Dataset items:
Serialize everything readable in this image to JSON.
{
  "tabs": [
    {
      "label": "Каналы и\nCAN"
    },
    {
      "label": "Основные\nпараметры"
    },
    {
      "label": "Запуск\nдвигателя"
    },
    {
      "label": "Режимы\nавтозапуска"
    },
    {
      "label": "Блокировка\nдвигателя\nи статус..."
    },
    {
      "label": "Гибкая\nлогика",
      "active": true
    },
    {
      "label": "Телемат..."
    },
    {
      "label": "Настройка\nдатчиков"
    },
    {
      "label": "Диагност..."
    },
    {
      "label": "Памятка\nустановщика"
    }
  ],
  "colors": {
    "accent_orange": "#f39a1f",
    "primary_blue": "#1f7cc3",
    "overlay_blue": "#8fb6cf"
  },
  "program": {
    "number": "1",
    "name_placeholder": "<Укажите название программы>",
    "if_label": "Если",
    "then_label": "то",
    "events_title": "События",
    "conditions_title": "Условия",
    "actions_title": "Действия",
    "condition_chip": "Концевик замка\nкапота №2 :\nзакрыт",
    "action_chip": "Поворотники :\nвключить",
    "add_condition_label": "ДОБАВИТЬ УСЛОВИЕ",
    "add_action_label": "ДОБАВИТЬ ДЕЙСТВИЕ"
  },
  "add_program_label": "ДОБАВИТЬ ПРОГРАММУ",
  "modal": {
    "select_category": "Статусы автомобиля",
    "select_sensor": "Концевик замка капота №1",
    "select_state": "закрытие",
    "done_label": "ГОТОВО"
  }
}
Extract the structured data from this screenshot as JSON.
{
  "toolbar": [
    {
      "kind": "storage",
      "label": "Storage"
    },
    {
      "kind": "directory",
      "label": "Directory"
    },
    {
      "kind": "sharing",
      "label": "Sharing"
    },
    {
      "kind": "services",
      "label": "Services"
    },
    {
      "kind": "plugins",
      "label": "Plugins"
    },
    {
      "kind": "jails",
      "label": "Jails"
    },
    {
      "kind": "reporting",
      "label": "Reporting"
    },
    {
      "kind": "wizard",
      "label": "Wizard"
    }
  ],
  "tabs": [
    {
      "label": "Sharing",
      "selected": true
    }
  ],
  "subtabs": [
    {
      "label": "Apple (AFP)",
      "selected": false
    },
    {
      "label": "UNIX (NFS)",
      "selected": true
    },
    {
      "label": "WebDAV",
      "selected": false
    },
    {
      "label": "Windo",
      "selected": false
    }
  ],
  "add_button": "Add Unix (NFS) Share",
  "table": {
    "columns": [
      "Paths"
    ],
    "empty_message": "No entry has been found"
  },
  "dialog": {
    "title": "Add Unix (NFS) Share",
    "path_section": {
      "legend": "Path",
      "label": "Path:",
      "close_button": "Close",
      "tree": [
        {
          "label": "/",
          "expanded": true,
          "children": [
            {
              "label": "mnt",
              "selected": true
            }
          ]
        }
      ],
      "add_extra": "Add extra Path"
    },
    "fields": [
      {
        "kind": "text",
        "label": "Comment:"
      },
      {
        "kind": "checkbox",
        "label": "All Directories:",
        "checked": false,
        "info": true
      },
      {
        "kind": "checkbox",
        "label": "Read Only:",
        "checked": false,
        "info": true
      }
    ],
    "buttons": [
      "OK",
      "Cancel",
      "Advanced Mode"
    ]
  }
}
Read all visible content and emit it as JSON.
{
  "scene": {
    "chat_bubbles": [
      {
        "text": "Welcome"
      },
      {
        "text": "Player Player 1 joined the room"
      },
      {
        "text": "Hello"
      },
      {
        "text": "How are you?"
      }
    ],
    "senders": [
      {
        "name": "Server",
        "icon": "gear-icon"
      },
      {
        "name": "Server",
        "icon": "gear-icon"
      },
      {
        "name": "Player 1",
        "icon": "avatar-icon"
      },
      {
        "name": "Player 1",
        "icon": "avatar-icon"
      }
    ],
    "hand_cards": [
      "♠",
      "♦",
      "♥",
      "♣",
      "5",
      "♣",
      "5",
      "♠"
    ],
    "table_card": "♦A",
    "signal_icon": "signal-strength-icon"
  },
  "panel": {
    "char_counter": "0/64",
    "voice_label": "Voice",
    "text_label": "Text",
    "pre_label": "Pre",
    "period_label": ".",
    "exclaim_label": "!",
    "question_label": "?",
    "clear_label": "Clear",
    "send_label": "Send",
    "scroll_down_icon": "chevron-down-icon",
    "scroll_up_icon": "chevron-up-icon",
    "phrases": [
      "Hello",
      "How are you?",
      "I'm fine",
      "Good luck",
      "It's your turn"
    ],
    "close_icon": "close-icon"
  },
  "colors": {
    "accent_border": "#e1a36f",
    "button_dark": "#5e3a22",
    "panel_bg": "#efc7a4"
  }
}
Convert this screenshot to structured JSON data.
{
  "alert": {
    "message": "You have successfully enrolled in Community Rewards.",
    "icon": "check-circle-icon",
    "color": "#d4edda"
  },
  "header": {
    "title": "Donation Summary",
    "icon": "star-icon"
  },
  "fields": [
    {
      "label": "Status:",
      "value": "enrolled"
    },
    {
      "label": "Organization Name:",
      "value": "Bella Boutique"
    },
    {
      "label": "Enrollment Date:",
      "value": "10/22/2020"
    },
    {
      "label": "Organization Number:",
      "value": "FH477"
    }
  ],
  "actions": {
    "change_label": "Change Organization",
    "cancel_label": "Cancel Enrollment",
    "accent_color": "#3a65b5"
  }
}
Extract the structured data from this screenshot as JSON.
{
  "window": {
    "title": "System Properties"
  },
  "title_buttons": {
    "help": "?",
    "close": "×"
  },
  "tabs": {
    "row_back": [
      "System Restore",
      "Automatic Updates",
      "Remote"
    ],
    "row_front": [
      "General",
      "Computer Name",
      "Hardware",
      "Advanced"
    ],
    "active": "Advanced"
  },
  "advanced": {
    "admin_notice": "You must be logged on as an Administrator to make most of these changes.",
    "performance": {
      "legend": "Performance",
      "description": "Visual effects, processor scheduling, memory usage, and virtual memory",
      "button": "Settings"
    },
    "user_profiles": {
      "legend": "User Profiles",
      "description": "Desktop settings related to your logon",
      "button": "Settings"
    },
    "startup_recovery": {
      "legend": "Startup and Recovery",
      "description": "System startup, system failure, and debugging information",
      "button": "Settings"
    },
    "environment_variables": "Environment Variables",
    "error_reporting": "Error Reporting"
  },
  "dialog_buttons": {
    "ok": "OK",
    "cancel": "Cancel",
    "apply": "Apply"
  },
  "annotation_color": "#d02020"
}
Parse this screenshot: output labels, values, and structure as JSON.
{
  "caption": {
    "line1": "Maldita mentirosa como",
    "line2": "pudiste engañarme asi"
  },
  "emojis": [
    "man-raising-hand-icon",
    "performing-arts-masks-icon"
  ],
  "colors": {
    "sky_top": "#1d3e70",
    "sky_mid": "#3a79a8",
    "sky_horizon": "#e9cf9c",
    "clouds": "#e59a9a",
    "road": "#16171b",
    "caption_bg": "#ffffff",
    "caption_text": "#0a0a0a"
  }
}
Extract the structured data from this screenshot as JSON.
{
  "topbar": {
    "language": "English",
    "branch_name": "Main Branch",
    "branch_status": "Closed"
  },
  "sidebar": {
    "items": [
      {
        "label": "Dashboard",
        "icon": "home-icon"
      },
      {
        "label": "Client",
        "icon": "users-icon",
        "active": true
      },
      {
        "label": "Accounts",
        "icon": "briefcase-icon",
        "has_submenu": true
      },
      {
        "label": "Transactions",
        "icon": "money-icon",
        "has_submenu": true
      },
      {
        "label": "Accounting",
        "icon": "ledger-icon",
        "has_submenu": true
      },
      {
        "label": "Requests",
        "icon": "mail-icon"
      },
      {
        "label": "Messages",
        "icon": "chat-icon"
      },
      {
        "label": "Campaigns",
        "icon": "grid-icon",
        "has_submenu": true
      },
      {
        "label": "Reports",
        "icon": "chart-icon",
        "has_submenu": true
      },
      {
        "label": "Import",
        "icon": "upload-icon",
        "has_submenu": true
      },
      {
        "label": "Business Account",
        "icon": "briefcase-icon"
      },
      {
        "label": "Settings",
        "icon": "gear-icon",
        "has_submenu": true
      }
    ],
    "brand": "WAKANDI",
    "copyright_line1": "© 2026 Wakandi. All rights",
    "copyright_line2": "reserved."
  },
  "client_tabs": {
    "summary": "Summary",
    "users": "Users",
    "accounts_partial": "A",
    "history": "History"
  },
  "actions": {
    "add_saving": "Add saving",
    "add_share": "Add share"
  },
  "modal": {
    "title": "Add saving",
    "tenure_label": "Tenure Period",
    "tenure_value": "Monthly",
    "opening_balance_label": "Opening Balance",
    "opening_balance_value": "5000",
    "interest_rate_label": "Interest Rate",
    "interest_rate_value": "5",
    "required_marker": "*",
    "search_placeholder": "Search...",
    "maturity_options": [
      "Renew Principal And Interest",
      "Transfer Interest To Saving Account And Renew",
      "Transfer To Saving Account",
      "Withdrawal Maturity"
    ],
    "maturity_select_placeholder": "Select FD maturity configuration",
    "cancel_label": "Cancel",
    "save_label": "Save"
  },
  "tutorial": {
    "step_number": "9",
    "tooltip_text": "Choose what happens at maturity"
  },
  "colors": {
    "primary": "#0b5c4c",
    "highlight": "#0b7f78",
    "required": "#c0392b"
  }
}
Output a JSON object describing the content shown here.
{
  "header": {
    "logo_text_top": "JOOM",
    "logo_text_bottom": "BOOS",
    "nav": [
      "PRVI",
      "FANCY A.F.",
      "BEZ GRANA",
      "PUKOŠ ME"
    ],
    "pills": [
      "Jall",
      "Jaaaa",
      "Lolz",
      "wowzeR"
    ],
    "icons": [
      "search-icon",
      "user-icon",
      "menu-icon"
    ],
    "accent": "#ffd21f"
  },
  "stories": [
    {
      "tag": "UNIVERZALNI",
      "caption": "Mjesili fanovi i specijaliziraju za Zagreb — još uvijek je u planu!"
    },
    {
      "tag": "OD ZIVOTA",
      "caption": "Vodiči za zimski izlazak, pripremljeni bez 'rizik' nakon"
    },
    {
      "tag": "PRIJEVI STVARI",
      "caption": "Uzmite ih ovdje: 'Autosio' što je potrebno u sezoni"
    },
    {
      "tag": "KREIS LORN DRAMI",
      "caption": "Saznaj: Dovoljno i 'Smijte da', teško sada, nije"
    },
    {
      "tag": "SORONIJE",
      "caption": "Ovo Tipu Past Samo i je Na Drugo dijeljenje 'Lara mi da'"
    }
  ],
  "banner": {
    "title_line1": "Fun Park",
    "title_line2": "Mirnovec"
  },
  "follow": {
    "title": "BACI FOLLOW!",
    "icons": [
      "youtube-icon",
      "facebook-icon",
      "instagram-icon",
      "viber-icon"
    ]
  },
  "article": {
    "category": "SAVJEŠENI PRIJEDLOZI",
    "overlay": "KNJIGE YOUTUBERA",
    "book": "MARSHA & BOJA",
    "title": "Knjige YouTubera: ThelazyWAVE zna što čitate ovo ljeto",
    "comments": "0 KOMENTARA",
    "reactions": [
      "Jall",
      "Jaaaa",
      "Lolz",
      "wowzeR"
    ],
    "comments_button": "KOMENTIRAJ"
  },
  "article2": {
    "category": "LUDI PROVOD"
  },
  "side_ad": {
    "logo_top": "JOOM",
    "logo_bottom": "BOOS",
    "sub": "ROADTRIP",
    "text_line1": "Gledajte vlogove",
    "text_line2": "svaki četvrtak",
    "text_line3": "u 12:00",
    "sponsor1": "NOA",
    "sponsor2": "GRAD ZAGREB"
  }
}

__TASK INSTRUCTIONS__
Give only the number of lines in the material above where the string "nдвигателя" appears.

__FULL ANSWER__
2